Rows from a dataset
+ + +
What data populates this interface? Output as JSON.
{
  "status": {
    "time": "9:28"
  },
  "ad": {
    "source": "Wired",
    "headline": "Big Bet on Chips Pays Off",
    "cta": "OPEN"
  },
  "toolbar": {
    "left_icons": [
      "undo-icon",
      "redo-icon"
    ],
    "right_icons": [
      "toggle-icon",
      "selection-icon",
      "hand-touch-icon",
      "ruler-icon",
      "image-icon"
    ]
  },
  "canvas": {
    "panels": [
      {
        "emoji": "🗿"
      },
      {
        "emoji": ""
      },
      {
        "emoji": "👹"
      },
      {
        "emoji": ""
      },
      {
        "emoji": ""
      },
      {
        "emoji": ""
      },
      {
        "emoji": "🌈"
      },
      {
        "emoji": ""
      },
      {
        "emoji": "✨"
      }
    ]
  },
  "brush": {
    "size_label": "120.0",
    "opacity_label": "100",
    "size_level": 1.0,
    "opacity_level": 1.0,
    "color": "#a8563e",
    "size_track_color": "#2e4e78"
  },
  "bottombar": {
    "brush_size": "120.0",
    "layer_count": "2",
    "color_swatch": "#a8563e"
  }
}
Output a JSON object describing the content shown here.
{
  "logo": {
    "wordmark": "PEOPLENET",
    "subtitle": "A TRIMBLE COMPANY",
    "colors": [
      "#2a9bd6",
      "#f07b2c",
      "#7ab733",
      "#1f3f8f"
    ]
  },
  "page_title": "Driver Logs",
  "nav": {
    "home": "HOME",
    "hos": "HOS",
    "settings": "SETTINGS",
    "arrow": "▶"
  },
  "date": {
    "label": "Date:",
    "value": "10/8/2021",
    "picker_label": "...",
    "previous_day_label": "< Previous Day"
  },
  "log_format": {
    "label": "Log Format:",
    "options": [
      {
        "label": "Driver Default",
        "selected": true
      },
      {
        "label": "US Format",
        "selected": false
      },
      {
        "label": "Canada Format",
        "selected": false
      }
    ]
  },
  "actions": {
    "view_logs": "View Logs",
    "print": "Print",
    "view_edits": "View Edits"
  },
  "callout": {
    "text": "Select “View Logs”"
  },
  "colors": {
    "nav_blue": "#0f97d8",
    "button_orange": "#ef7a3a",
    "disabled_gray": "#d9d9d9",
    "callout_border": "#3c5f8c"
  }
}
+ + +
WHAT IS BEING ASKED:
Repeat, word for word, every line from the line that contains "Output a JSON" to the end of the entries; include both of those lines and no others.

RESPONSE BELOW:
Output a JSON object describing the content shown here.
{
  "logo": {
    "wordmark": "PEOPLENET",
    "subtitle": "A TRIMBLE COMPANY",
    "colors": [
      "#2a9bd6",
      "#f07b2c",
      "#7ab733",
      "#1f3f8f"
    ]
  },
  "page_title": "Driver Logs",
  "nav": {
    "home": "HOME",
    "hos": "HOS",
    "settings": "SETTINGS",
    "arrow": "▶"
  },
  "date": {
    "label": "Date:",
    "value": "10/8/2021",
    "picker_label": "...",
    "previous_day_label": "< Previous Day"
  },
  "log_format": {
    "label": "Log Format:",
    "options": [
      {
        "label": "Driver Default",
        "selected": true
      },
      {
        "label": "US Format",
        "selected": false
      },
      {
        "label": "Canada Format",
        "selected": false
      }
    ]
  },
  "actions": {
    "view_logs": "View Logs",
    "print": "Print",
    "view_edits": "View Edits"
  },
  "callout": {
    "text": "Select “View Logs”"
  },
  "colors": {
    "nav_blue": "#0f97d8",
    "button_orange": "#ef7a3a",
    "disabled_gray": "#d9d9d9",
    "callout_border": "#3c5f8c"
  }
}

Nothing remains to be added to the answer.